■ DIRECTIONS ■
In the material below, find how many lines contain the string "product". Write only that number.

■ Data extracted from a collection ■
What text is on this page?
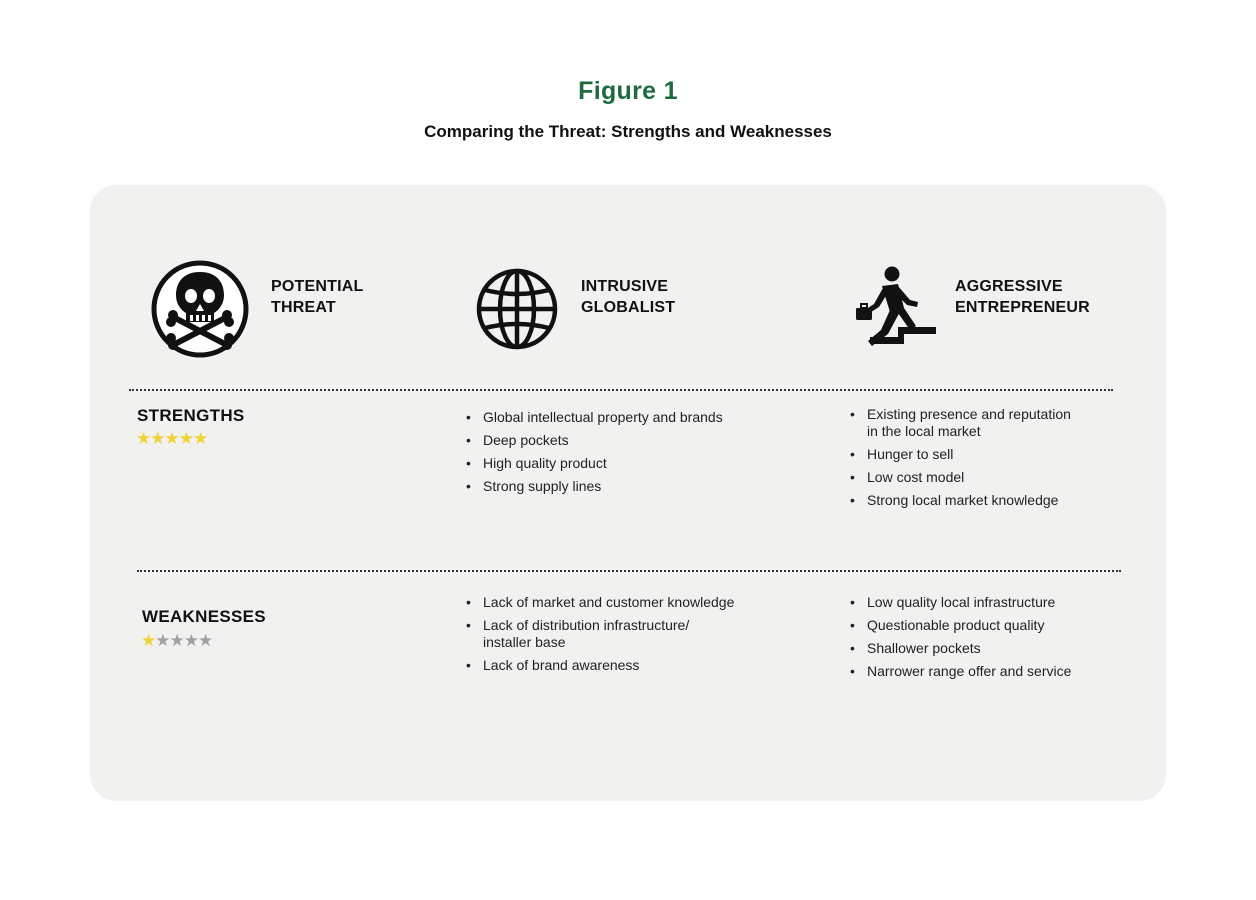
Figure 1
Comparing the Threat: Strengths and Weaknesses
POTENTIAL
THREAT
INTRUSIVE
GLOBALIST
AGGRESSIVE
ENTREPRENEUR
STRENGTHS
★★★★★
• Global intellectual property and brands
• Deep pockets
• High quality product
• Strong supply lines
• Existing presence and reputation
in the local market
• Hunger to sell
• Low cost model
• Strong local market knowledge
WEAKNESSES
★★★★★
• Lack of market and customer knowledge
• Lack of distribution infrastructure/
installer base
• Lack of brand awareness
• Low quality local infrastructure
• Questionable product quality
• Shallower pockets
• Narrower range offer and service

■ CORRECT ANSWER ■
2